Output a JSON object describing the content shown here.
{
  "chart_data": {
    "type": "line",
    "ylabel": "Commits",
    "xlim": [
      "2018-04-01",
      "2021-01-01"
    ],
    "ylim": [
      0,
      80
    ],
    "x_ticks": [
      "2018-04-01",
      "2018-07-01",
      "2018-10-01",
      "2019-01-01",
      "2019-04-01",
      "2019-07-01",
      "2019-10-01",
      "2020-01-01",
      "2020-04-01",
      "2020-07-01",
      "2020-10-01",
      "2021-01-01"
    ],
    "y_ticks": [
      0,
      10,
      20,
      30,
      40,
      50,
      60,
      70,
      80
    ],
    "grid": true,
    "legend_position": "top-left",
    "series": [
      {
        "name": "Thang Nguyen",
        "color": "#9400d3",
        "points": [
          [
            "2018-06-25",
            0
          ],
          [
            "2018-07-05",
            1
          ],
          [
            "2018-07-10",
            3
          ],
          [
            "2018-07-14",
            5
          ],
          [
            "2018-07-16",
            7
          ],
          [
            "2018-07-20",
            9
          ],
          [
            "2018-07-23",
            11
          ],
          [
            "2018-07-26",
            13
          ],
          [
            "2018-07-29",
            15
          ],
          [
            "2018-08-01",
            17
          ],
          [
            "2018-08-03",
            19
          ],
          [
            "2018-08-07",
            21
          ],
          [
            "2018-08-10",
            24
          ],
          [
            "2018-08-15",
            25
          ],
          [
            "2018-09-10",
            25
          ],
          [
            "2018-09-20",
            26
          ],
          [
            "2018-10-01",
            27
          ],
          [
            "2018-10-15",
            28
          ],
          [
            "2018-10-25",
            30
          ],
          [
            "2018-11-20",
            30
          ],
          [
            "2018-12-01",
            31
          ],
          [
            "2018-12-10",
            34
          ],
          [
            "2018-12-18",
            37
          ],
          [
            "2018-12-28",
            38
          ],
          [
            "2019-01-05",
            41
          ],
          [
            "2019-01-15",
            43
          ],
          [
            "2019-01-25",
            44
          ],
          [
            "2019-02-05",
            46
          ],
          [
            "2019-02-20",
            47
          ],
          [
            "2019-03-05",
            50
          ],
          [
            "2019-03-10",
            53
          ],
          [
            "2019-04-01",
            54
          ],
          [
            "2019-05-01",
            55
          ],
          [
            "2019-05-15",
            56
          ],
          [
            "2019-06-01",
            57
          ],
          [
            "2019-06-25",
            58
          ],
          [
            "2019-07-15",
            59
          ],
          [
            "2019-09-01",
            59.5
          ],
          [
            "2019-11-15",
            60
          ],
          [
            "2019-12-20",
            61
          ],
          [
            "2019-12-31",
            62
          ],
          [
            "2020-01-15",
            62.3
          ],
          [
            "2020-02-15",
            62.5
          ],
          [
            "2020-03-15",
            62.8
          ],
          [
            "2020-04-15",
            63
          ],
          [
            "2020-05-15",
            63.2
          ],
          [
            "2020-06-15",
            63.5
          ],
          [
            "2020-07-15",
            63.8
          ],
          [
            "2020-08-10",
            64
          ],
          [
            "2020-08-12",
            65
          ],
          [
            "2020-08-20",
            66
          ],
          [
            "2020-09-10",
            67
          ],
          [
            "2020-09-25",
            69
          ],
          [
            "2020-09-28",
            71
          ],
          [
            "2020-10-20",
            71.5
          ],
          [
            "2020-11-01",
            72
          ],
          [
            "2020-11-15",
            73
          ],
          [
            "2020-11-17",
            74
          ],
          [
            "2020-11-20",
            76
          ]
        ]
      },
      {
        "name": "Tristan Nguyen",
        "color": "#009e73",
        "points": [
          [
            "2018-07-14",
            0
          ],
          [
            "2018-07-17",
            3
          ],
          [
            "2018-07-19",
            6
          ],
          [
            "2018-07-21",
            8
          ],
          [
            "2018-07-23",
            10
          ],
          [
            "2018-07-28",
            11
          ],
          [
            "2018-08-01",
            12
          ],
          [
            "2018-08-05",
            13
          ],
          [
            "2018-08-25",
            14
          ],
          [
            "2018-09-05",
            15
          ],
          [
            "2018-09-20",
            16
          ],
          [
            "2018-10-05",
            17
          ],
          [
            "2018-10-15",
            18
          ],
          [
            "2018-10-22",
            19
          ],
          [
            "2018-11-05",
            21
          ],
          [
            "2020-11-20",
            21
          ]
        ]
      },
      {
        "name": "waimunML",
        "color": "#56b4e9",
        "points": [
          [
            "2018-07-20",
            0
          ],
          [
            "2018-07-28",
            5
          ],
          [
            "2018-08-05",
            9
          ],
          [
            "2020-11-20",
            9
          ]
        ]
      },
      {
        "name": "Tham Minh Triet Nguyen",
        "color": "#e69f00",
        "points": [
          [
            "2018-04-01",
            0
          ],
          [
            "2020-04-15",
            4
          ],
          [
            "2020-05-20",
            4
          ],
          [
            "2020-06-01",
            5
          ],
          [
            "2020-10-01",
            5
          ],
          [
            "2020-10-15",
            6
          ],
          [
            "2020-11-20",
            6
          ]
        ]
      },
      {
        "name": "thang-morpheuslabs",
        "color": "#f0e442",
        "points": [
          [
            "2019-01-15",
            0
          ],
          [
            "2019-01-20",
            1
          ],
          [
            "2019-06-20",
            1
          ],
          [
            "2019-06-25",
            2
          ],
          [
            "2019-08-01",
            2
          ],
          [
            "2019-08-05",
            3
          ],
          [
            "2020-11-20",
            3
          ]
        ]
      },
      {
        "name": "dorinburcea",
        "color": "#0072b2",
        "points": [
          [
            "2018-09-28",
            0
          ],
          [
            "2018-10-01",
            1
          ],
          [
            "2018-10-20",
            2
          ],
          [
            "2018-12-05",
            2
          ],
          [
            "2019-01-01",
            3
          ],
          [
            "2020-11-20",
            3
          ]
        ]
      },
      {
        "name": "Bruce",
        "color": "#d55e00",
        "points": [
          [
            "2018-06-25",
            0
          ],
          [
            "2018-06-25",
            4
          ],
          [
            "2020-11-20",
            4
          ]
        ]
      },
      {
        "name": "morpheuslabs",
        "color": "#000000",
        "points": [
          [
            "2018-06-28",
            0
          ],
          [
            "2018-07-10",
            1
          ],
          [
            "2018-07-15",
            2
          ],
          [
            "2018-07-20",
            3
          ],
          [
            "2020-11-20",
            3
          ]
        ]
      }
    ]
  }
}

-=-=-=-=-

Written request:
Find the string "Nguyen" in the listing and return every line that holds it.

Correct response:
        "name": "Thang Nguyen",
        "name": "Tristan Nguyen",
        "name": "Tham Minh Triet Nguyen",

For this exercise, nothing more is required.